──────── Supplied data ────────

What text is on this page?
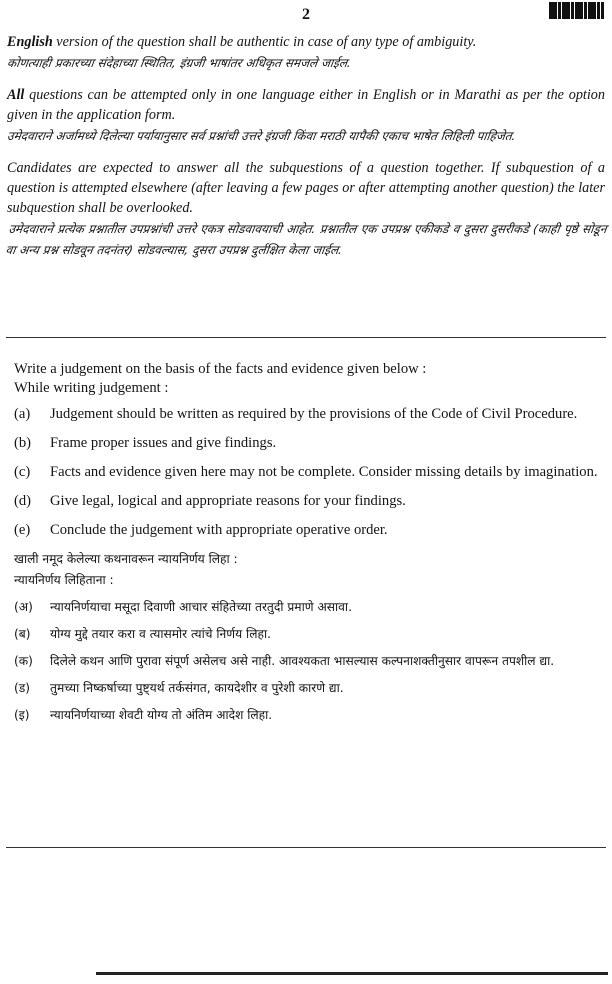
2
English version of the question shall be authentic in case of any type of ambiguity.
कोणत्याही प्रकारच्या संदेहाच्या स्थितित, इंग्रजी भाषांतर अधिकृत समजले जाईल.
All questions can be attempted only in one language either in English or in Marathi as per the option given in the application form.
उमेदवाराने अर्जामध्ये दिलेल्या पर्यायानुसार सर्व प्रश्नांची उत्तरे इंग्रजी किंवा मराठी यापैकी एकाच भाषेत लिहिली पाहिजेत.
Candidates are expected to answer all the subquestions of a question together. If subquestion of a question is attempted elsewhere (after leaving a few pages or after attempting another question) the later subquestion shall be overlooked.
उमेदवाराने प्रत्येक प्रश्नातील उपप्रश्नांची उत्तरे एकत्र सोडवावयाची आहेत. प्रश्नातील एक उपप्रश्न एकीकडे व दुसरा दुसरीकडे (काही पृष्ठे सोडून वा अन्य प्रश्न सोडवून तदनंतर) सोडवल्यास, दुसरा उपप्रश्न दुर्लक्षित केला जाईल.
Write a judgement on the basis of the facts and evidence given below :
While writing judgement :
(a)	Judgement should be written as required by the provisions of the Code of Civil Procedure.
(b)	Frame proper issues and give findings.
(c)	Facts and evidence given here may not be complete. Consider missing details by imagination.
(d)	Give legal, logical and appropriate reasons for your findings.
(e)	Conclude the judgement with appropriate operative order.
खाली नमूद केलेल्या कथनावरून न्यायनिर्णय लिहा :
न्यायनिर्णय लिहिताना :
(अ)	न्यायनिर्णयाचा मसूदा दिवाणी आचार संहितेच्या तरतुदी प्रमाणे असावा.
(ब)	योग्य मुद्दे तयार करा व त्यासमोर त्यांचे निर्णय लिहा.
(क)	दिलेले कथन आणि पुरावा संपूर्ण असेलच असे नाही. आवश्यकता भासल्यास कल्पनाशक्तीनुसार वापरून तपशील द्या.
(ड)	तुमच्या निष्कर्षाच्या पुष्ट्यर्थ तर्कसंगत, कायदेशीर व पुरेशी कारणे द्या.
(इ)	न्यायनिर्णयाच्या शेवटी योग्य तो अंतिम आदेश लिहा.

────────

From the material above, copy everything exactly but the pictures.

* _Solved problem_:
What text is on this page?
2
English version of the question shall be authentic in case of any type of ambiguity.
कोणत्याही प्रकारच्या संदेहाच्या स्थितित, इंग्रजी भाषांतर अधिकृत समजले जाईल.
All questions can be attempted only in one language either in English or in Marathi as per the option given in the application form.
उमेदवाराने अर्जामध्ये दिलेल्या पर्यायानुसार सर्व प्रश्नांची उत्तरे इंग्रजी किंवा मराठी यापैकी एकाच भाषेत लिहिली पाहिजेत.
Candidates are expected to answer all the subquestions of a question together. If subquestion of a question is attempted elsewhere (after leaving a few pages or after attempting another question) the later subquestion shall be overlooked.
उमेदवाराने प्रत्येक प्रश्नातील उपप्रश्नांची उत्तरे एकत्र सोडवावयाची आहेत. प्रश्नातील एक उपप्रश्न एकीकडे व दुसरा दुसरीकडे (काही पृष्ठे सोडून वा अन्य प्रश्न सोडवून तदनंतर) सोडवल्यास, दुसरा उपप्रश्न दुर्लक्षित केला जाईल.
Write a judgement on the basis of the facts and evidence given below :
While writing judgement :
(a)	Judgement should be written as required by the provisions of the Code of Civil Procedure.
(b)	Frame proper issues and give findings.
(c)	Facts and evidence given here may not be complete. Consider missing details by imagination.
(d)	Give legal, logical and appropriate reasons for your findings.
(e)	Conclude the judgement with appropriate operative order.
खाली नमूद केलेल्या कथनावरून न्यायनिर्णय लिहा :
न्यायनिर्णय लिहिताना :
(अ)	न्यायनिर्णयाचा मसूदा दिवाणी आचार संहितेच्या तरतुदी प्रमाणे असावा.
(ब)	योग्य मुद्दे तयार करा व त्यासमोर त्यांचे निर्णय लिहा.
(क)	दिलेले कथन आणि पुरावा संपूर्ण असेलच असे नाही. आवश्यकता भासल्यास कल्पनाशक्तीनुसार वापरून तपशील द्या.
(ड)	तुमच्या निष्कर्षाच्या पुष्ट्यर्थ तर्कसंगत, कायदेशीर व पुरेशी कारणे द्या.
(इ)	न्यायनिर्णयाच्या शेवटी योग्य तो अंतिम आदेश लिहा.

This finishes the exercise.